### Aim of the task
Check each line of the data for "Bypass" and select those that have it.

• • • • •

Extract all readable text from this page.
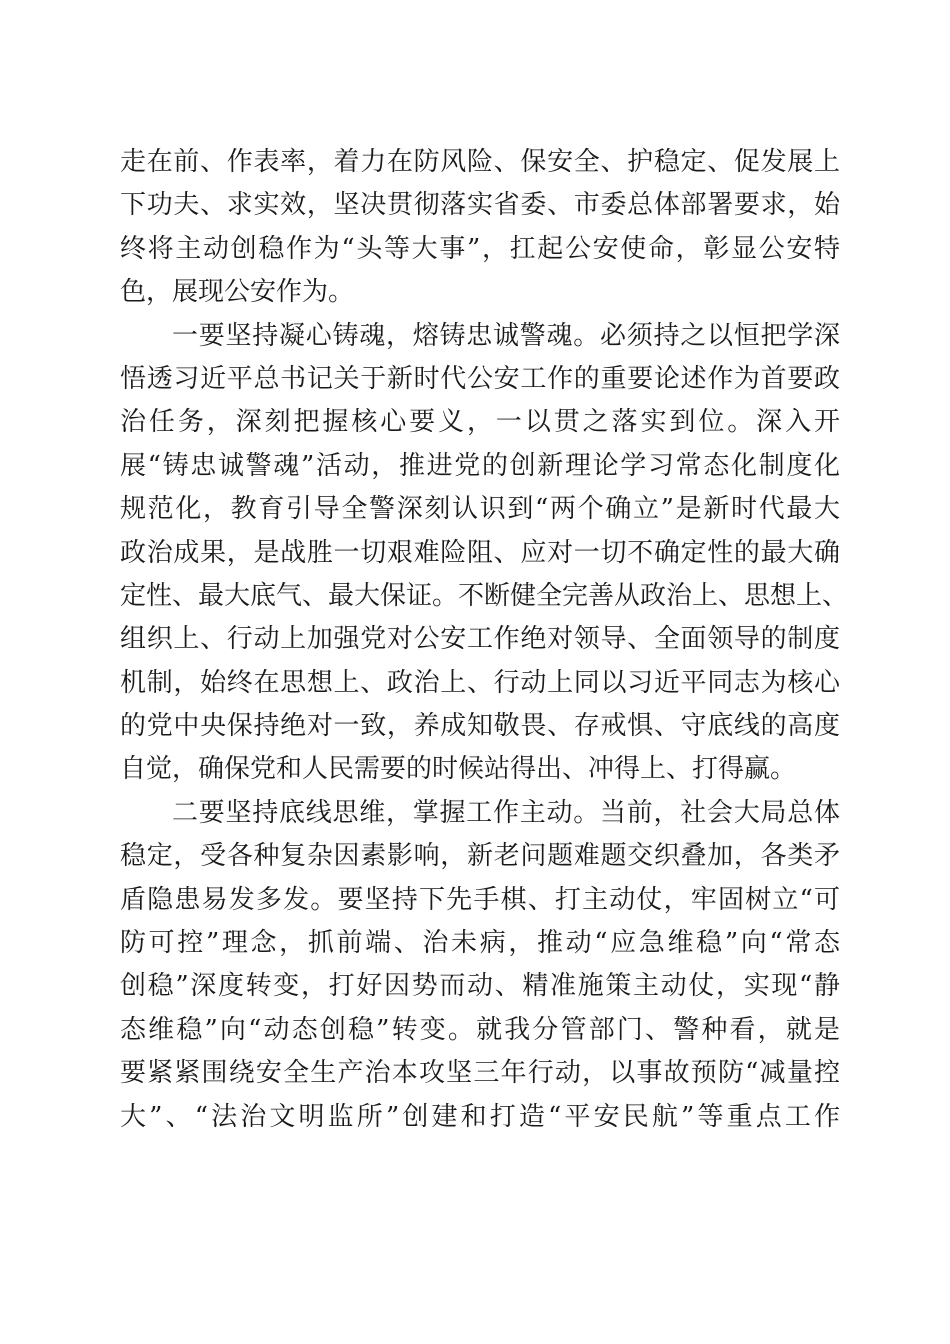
走在前、作表率，着力在防风险、保安全、护稳定、促发展上
下功夫、求实效，坚决贯彻落实省委、市委总体部署要求，始
终将主动创稳作为“头等大事”，扛起公安使命，彰显公安特
色，展现公安作为。
一要坚持凝心铸魂，熔铸忠诚警魂。必须持之以恒把学深
悟透习近平总书记关于新时代公安工作的重要论述作为首要政
治任务，深刻把握核心要义，一以贯之落实到位。深入开
展“铸忠诚警魂”活动，推进党的创新理论学习常态化制度化
规范化，教育引导全警深刻认识到“两个确立”是新时代最大
政治成果，是战胜一切艰难险阻、应对一切不确定性的最大确
定性、最大底气、最大保证。不断健全完善从政治上、思想上、
组织上、行动上加强党对公安工作绝对领导、全面领导的制度
机制，始终在思想上、政治上、行动上同以习近平同志为核心
的党中央保持绝对一致，养成知敬畏、存戒惧、守底线的高度
自觉，确保党和人民需要的时候站得出、冲得上、打得赢。
二要坚持底线思维，掌握工作主动。当前，社会大局总体
稳定，受各种复杂因素影响，新老问题难题交织叠加，各类矛
盾隐患易发多发。要坚持下先手棋、打主动仗，牢固树立“可
防可控”理念，抓前端、治未病，推动“应急维稳”向“常态
创稳”深度转变，打好因势而动、精准施策主动仗，实现“静
态维稳”向“动态创稳”转变。就我分管部门、警种看，就是
要紧紧围绕安全生产治本攻坚三年行动，以事故预防“减量控
大”、“法治文明监所”创建和打造“平安民航”等重点工作
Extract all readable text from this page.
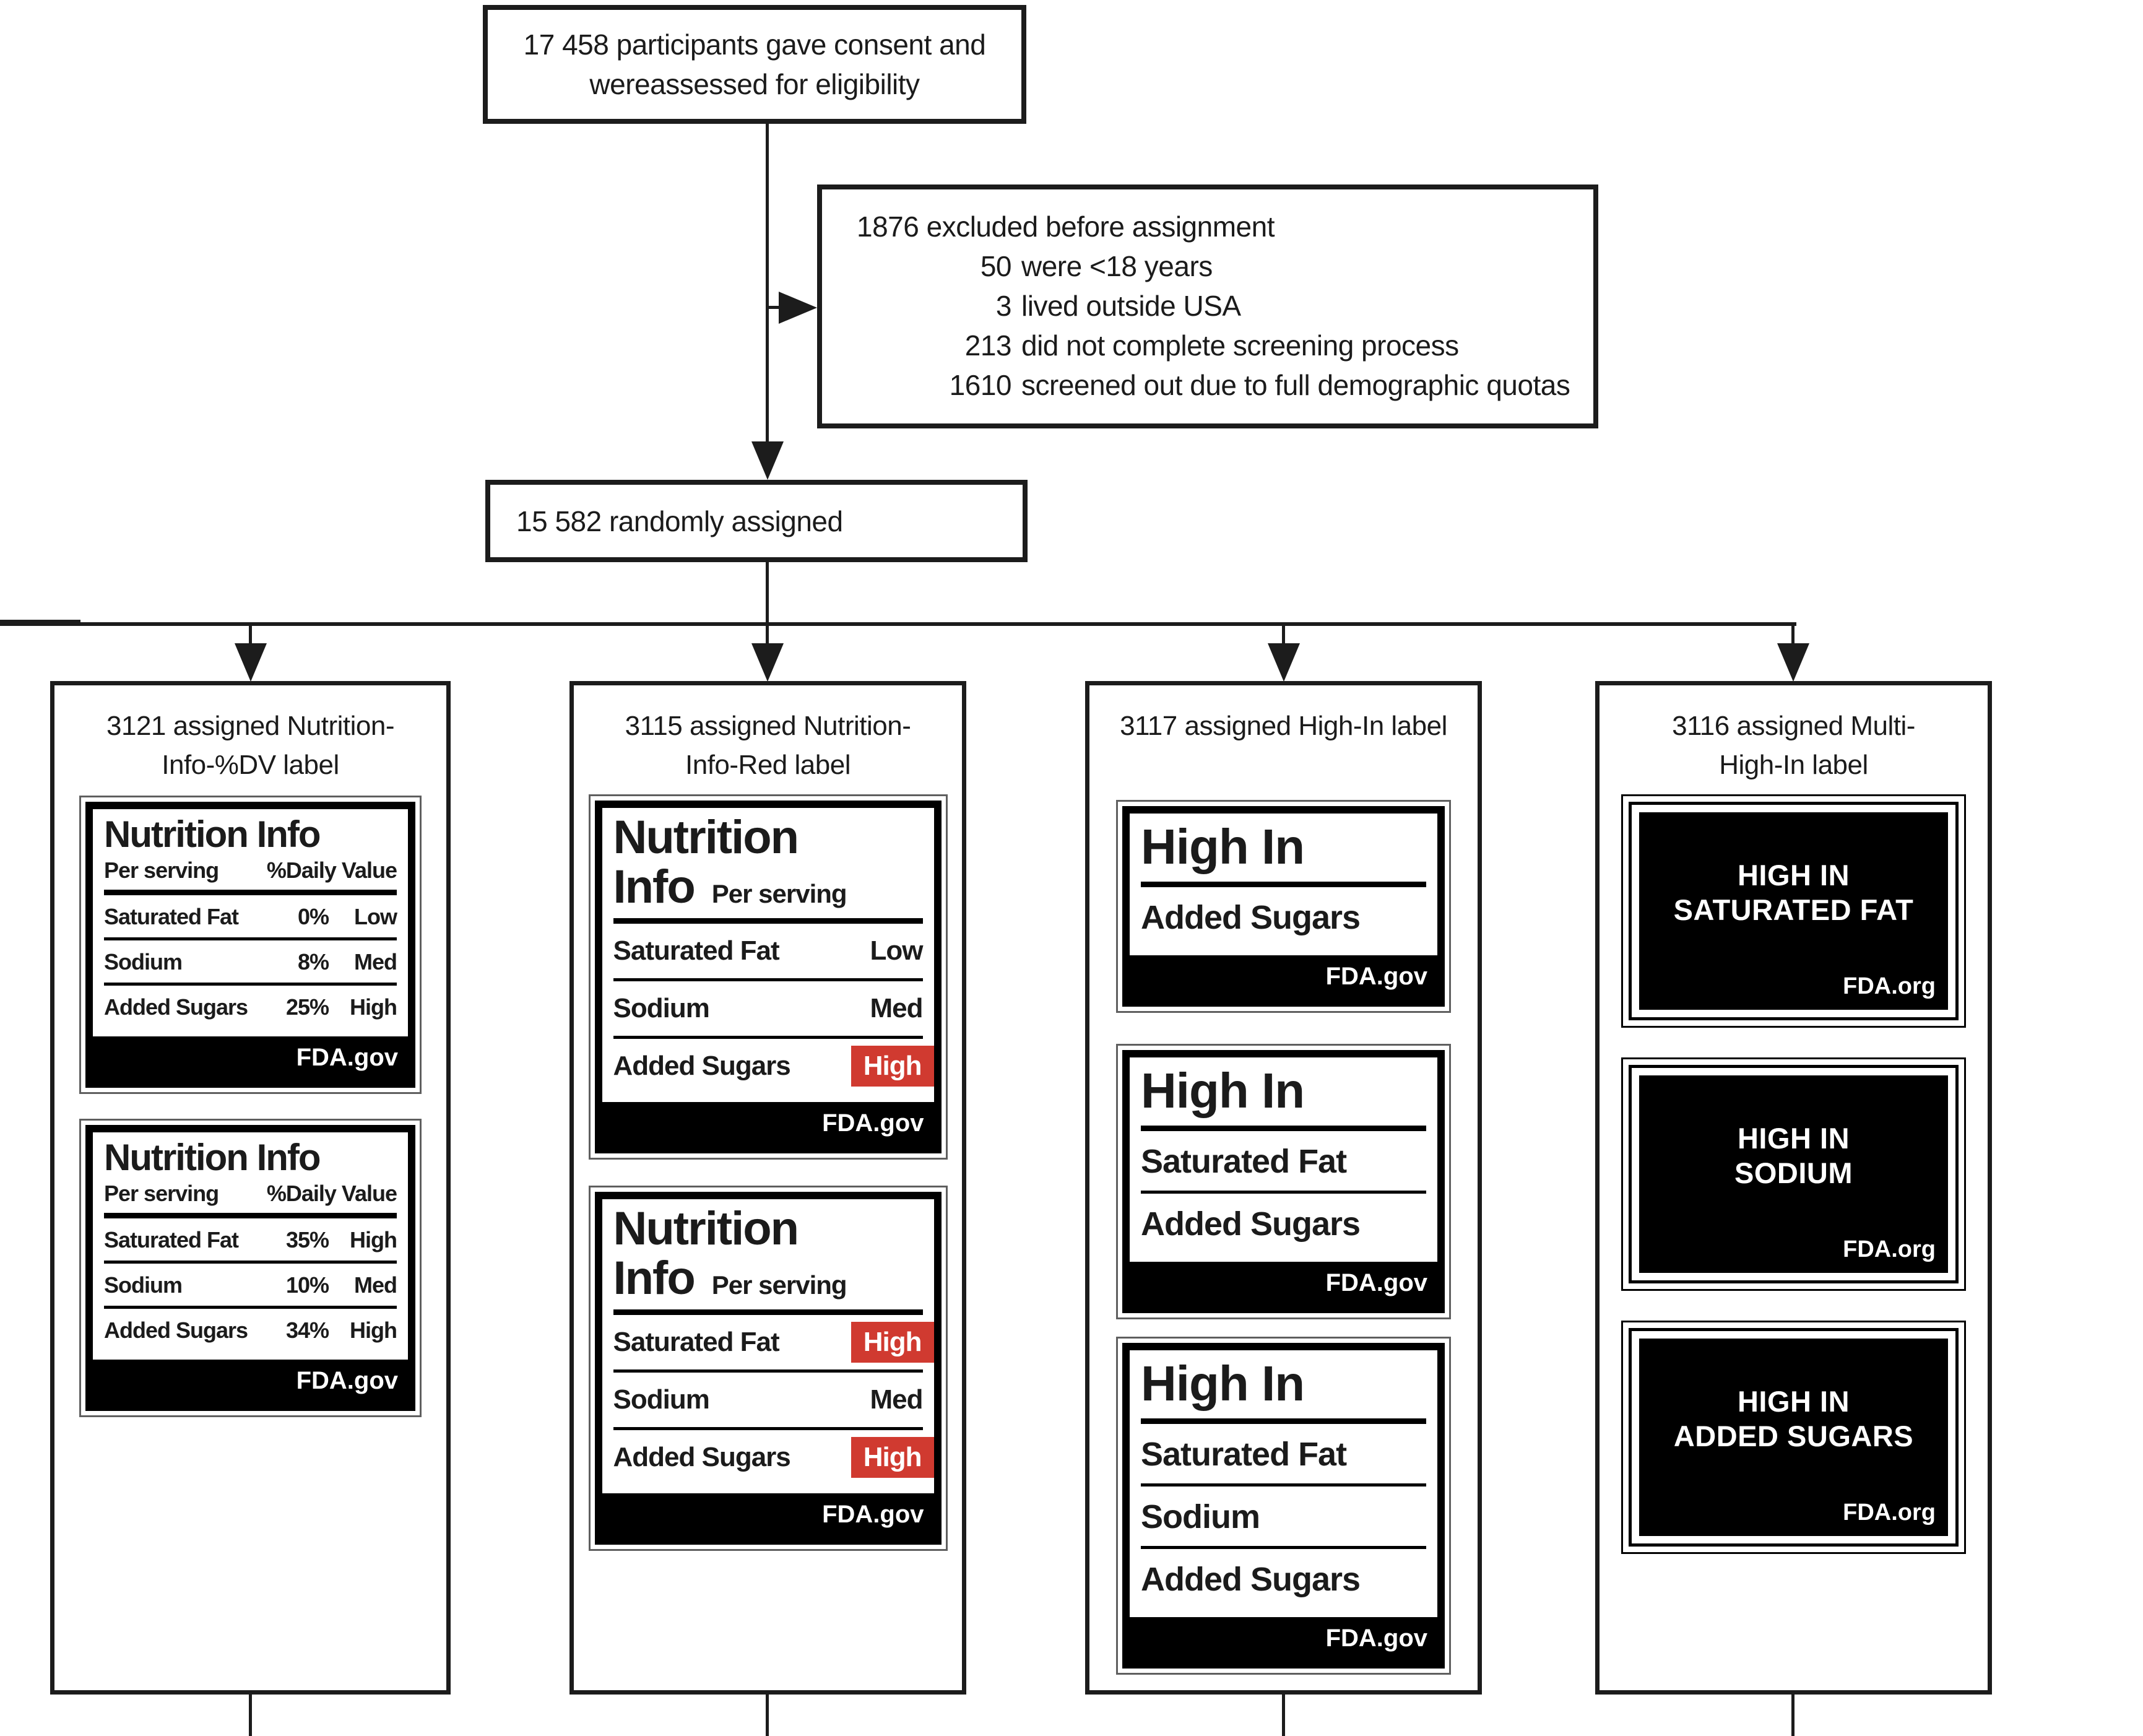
17 458 participants gave consent and
wereassessed for eligibility
1876 excluded before assignment
50 were <18 years
3 lived outside USA
213 did not complete screening process
1610 screened out due to full demographic quotas
15 582 randomly assigned
3121 assigned Nutrition-
Info-%DV label
Nutrition Info
Per serving %Daily Value
Saturated Fat	0%	Low
Sodium	8%	Med
Added Sugars	25% High
FDA.gov
Nutrition Info
Per serving %Daily Value
Saturated Fat	35% High
Sodium	10%	Med
Added Sugars	34% High
FDA.gov
3115 assigned Nutrition-
Info-Red label
Nutrition
Info Per serving
Saturated Fat	Low
Sodium	Med
Added Sugars	High
FDA.gov
Nutrition
Info Per serving
Saturated Fat	High
Sodium	Med
Added Sugars	High
FDA.gov
3117 assigned High-In label
High In
Added Sugars
FDA.gov
High In
Saturated Fat
Added Sugars
FDA.gov
High In
Saturated Fat
Sodium
Added Sugars
FDA.gov
3116 assigned Multi-
High-In label
HIGH IN
SATURATED FAT
FDA.org
HIGH IN
SODIUM
FDA.org
HIGH IN
ADDED SUGARS
FDA.org
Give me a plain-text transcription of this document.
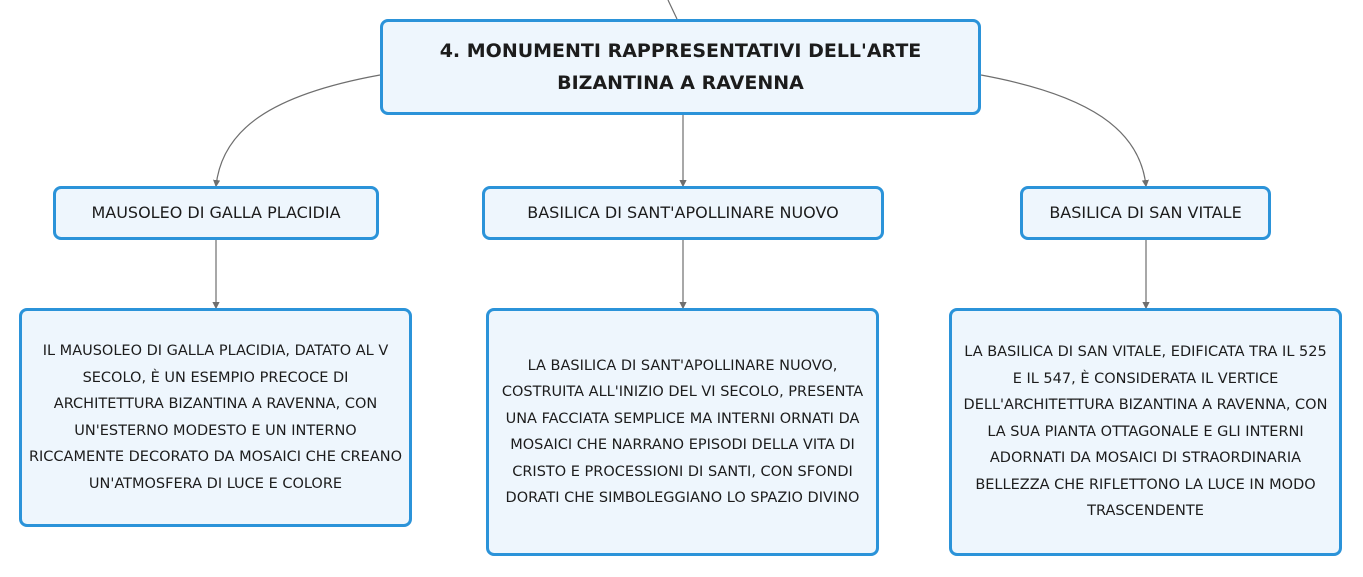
4. MONUMENTI RAPPRESENTATIVI DELL'ARTE BIZANTINA A RAVENNA
MAUSOLEO DI GALLA PLACIDIA	BASILICA DI SANT'APOLLINARE NUOVO	BASILICA DI SAN VITALE
IL MAUSOLEO DI GALLA PLACIDIA, DATATO AL V SECOLO, È UN ESEMPIO PRECOCE DI ARCHITETTURA BIZANTINA A RAVENNA, CON UN'ESTERNO MODESTO E UN INTERNO RICCAMENTE DECORATO DA MOSAICI CHE CREANO UN'ATMOSFERA DI LUCE E COLORE
LA BASILICA DI SANT'APOLLINARE NUOVO, COSTRUITA ALL'INIZIO DEL VI SECOLO, PRESENTA UNA FACCIATA SEMPLICE MA INTERNI ORNATI DA MOSAICI CHE NARRANO EPISODI DELLA VITA DI CRISTO E PROCESSIONI DI SANTI, CON SFONDI DORATI CHE SIMBOLEGGIANO LO SPAZIO DIVINO
LA BASILICA DI SAN VITALE, EDIFICATA TRA IL 525 E IL 547, È CONSIDERATA IL VERTICE DELL'ARCHITETTURA BIZANTINA A RAVENNA, CON LA SUA PIANTA OTTAGONALE E GLI INTERNI ADORNATI DA MOSAICI DI STRAORDINARIA BELLEZZA CHE RIFLETTONO LA LUCE IN MODO TRASCENDENTE
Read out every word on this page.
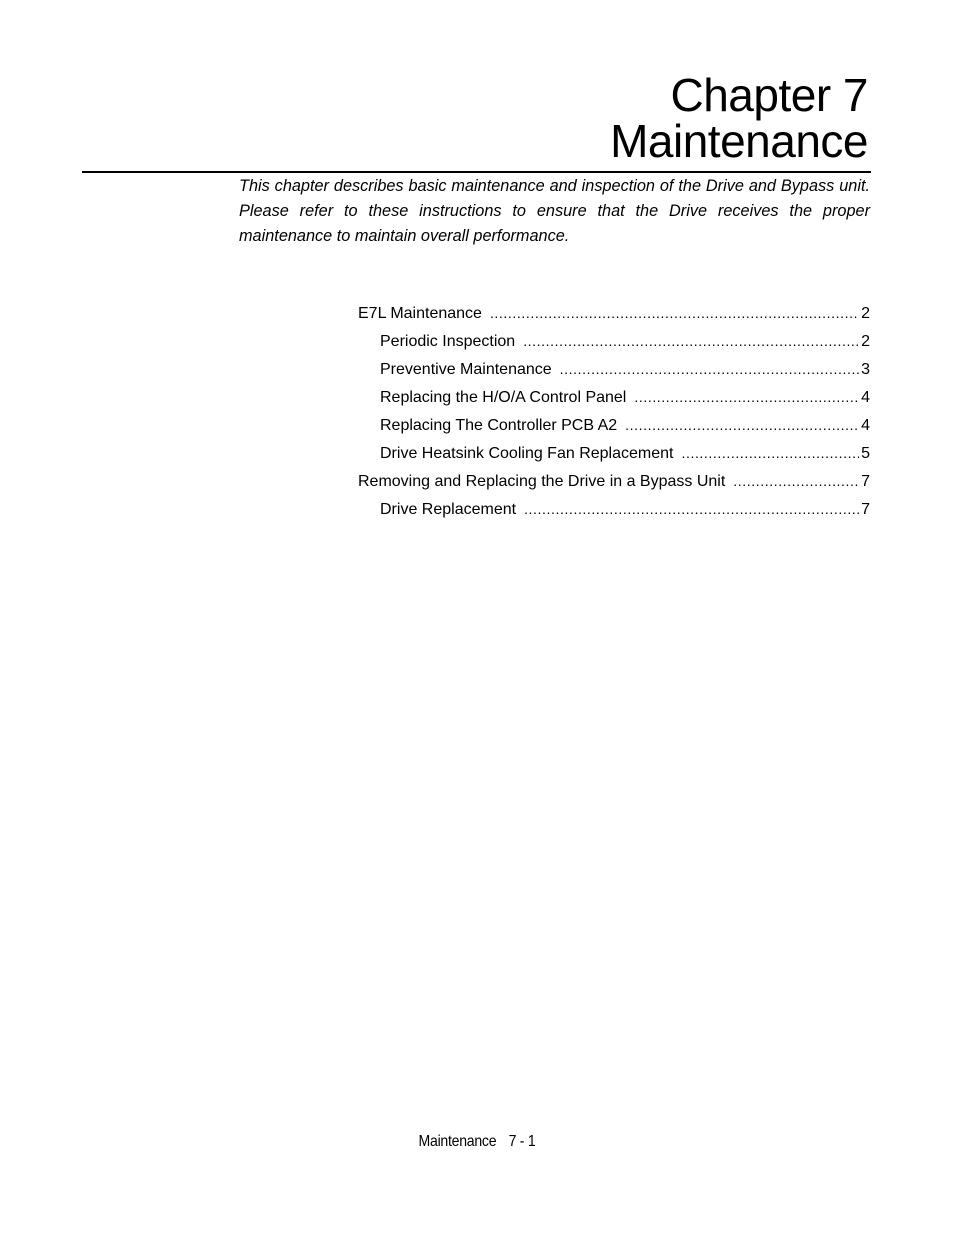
Chapter 7
Maintenance
This chapter describes basic maintenance and inspection of the Drive and Bypass unit. Please refer to these instructions to ensure that the Drive receives the proper maintenance to maintain overall performance.
E7L Maintenance .....	2
Periodic Inspection .....	2
Preventive Maintenance .....	3
Replacing the H/O/A Control Panel .....	4
Replacing The Controller PCB A2 .....	4
Drive Heatsink Cooling Fan Replacement .....	5
Removing and Replacing the Drive in a Bypass Unit .....	7
Drive Replacement .....	7
Maintenance 7 - 1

• • • • •

### Answer to this exercise
This chapter describes basic maintenance and inspection of the Drive and Bypass unit. Please refer to these instructions to ensure that the Drive receives the proper maintenance to maintain overall performance.
Removing and Replacing the Drive in a Bypass Unit .....	7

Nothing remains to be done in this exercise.